_BRIEF_
Repeat every line exactly, keeping the pictures out of the copy.

[Dataset items]
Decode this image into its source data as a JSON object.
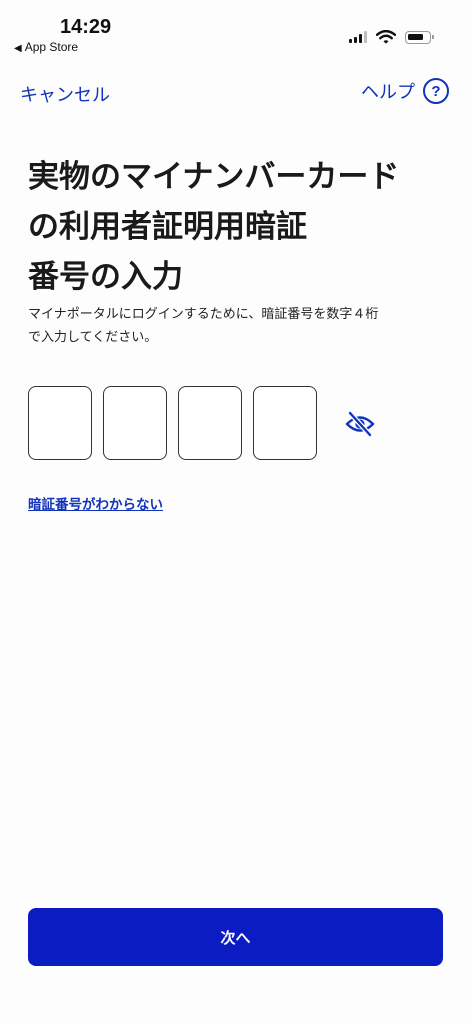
{
  "status_bar": {
    "time": "14:29",
    "back_label": "App Store",
    "back_icon": "triangle-left-icon",
    "icons": [
      "cellular-signal-icon",
      "wifi-icon",
      "battery-icon"
    ]
  },
  "nav": {
    "cancel_label": "キャンセル",
    "help_label": "ヘルプ",
    "help_icon_glyph": "?"
  },
  "title": {
    "line1": "実物のマイナンバーカード",
    "line2": "の利用者証明用暗証",
    "line3": "番号の入力"
  },
  "description": {
    "line1": "マイナポータルにログインするために、暗証番号を数字４桁",
    "line2": "で入力してください。"
  },
  "pin": {
    "digits": [
      "",
      "",
      "",
      ""
    ],
    "visibility_icon": "eye-slash-icon"
  },
  "forgot_link": "暗証番号がわからない",
  "next_button": "次へ",
  "colors": {
    "accent": "#1133bb",
    "primary_button": "#0a1cc2",
    "text": "#1a1a1a",
    "background": "#fdfdfd"
  }
}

_FINAL ANSWER_
Decode this image into its source data as a JSON object.
{
  "status_bar": {
    "time": "14:29",
    "back_label": "App Store",
    "back_icon": "triangle-left-icon",
    "icons": [
      "cellular-signal-icon",
      "wifi-icon",
      "battery-icon"
    ]
  },
  "nav": {
    "cancel_label": "キャンセル",
    "help_label": "ヘルプ",
    "help_icon_glyph": "?"
  },
  "title": {
    "line1": "実物のマイナンバーカード",
    "line2": "の利用者証明用暗証",
    "line3": "番号の入力"
  },
  "description": {
    "line1": "マイナポータルにログインするために、暗証番号を数字４桁",
    "line2": "で入力してください。"
  },
  "pin": {
    "digits": [
      "",
      "",
      "",
      ""
    ],
    "visibility_icon": "eye-slash-icon"
  },
  "forgot_link": "暗証番号がわからない",
  "next_button": "次へ",
  "colors": {
    "accent": "#1133bb",
    "primary_button": "#0a1cc2",
    "text": "#1a1a1a",
    "background": "#fdfdfd"
  }
}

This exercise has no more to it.